[Data entries]
----

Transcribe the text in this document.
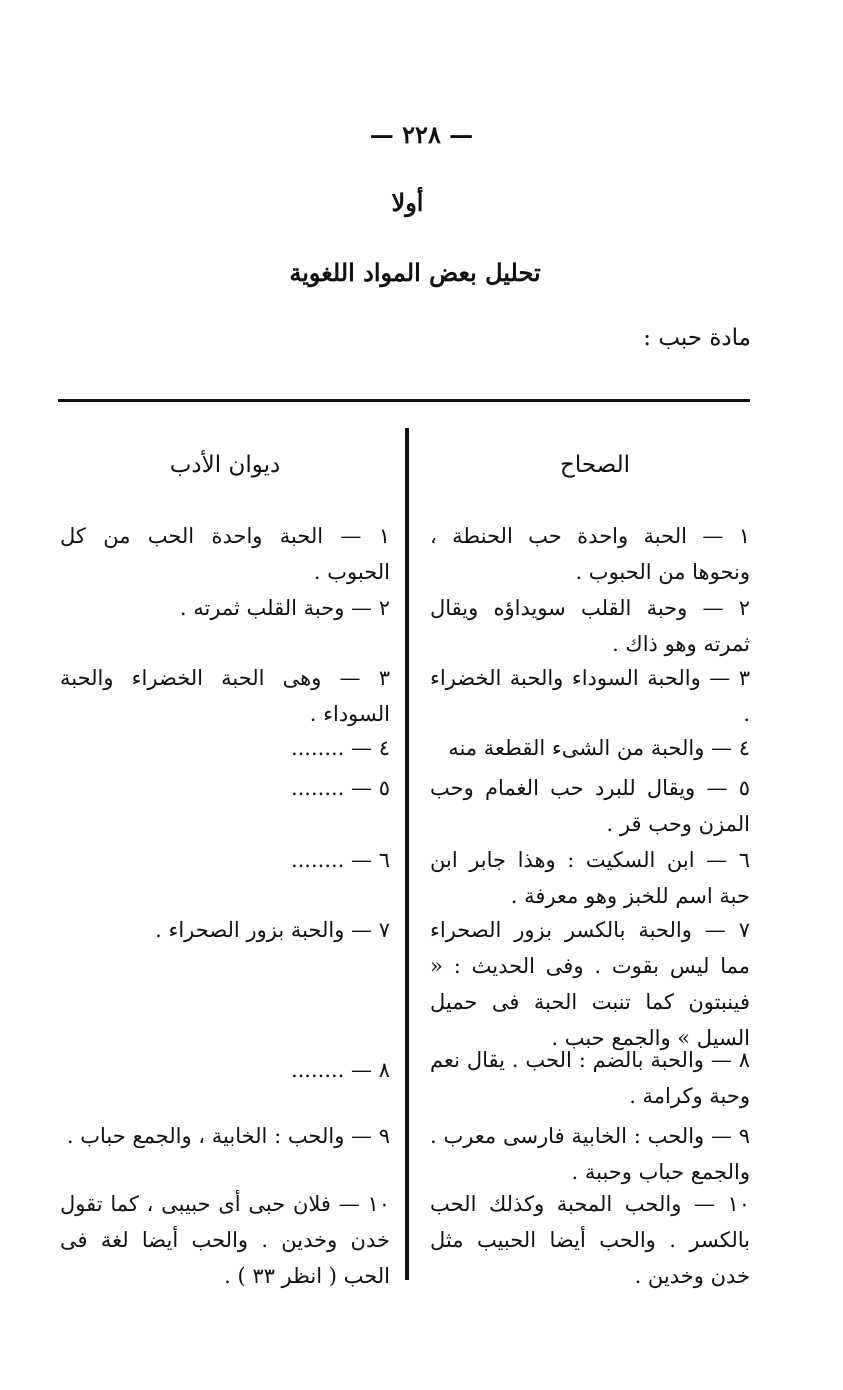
— ٢٢٨ —
أولا
تحليل بعض المواد اللغوية
مادة حبب :
الصحاح
ديوان الأدب
١ — الحبة واحدة حب الحنطة ، ونحوها من الحبوب .
٢ — وحبة القلب سويداؤه ويقال ثمرته وهو ذاك .
٣ — والحبة السوداء والحبة الخضراء .
٤ — والحبة من الشىء القطعة منه
٥ — ويقال للبرد حب الغمام وحب المزن وحب قر .
٦ — ابن السكيت : وهذا جابر ابن حبة اسم للخبز وهو معرفة .
٧ — والحبة بالكسر بزور الصحراء مما ليس بقوت . وفى الحديث : « فينبتون كما تنبت الحبة فى حميل السيل » والجمع حبب .
٨ — والحبة بالضم : الحب . يقال نعم وحبة وكرامة .
٩ — والحب : الخابية فارسى معرب . والجمع حباب وحببة .
١٠ — والحب المحبة وكذلك الحب بالكسر . والحب أيضا الحبيب مثل خدن وخدين .
١ — الحبة واحدة الحب من كل الحبوب .
٢ — وحبة القلب ثمرته .
٣ — وهى الحبة الخضراء والحبة السوداء .
٤ — ........
٥ — ........
٦ — ........
٧ — والحبة بزور الصحراء .
٨ — ........
٩ — والحب : الخابية ، والجمع حباب .
١٠ — فلان حبى أى حبيبى ، كما تقول خدن وخدين . والحب أيضا لغة فى الحب ( انظر ٣٣ ) .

----

Quote every line word for word and keep the images out of the copy.

▶ [Answer in full]:
Transcribe the text in this document.
— ٢٢٨ —
أولا
تحليل بعض المواد اللغوية
مادة حبب :
الصحاح
ديوان الأدب
١ — الحبة واحدة حب الحنطة ، ونحوها من الحبوب .
٢ — وحبة القلب سويداؤه ويقال ثمرته وهو ذاك .
٣ — والحبة السوداء والحبة الخضراء .
٤ — والحبة من الشىء القطعة منه
٥ — ويقال للبرد حب الغمام وحب المزن وحب قر .
٦ — ابن السكيت : وهذا جابر ابن حبة اسم للخبز وهو معرفة .
٧ — والحبة بالكسر بزور الصحراء مما ليس بقوت . وفى الحديث : « فينبتون كما تنبت الحبة فى حميل السيل » والجمع حبب .
٨ — والحبة بالضم : الحب . يقال نعم وحبة وكرامة .
٩ — والحب : الخابية فارسى معرب . والجمع حباب وحببة .
١٠ — والحب المحبة وكذلك الحب بالكسر . والحب أيضا الحبيب مثل خدن وخدين .
١ — الحبة واحدة الحب من كل الحبوب .
٢ — وحبة القلب ثمرته .
٣ — وهى الحبة الخضراء والحبة السوداء .
٤ — ........
٥ — ........
٦ — ........
٧ — والحبة بزور الصحراء .
٨ — ........
٩ — والحب : الخابية ، والجمع حباب .
١٠ — فلان حبى أى حبيبى ، كما تقول خدن وخدين . والحب أيضا لغة فى الحب ( انظر ٣٣ ) .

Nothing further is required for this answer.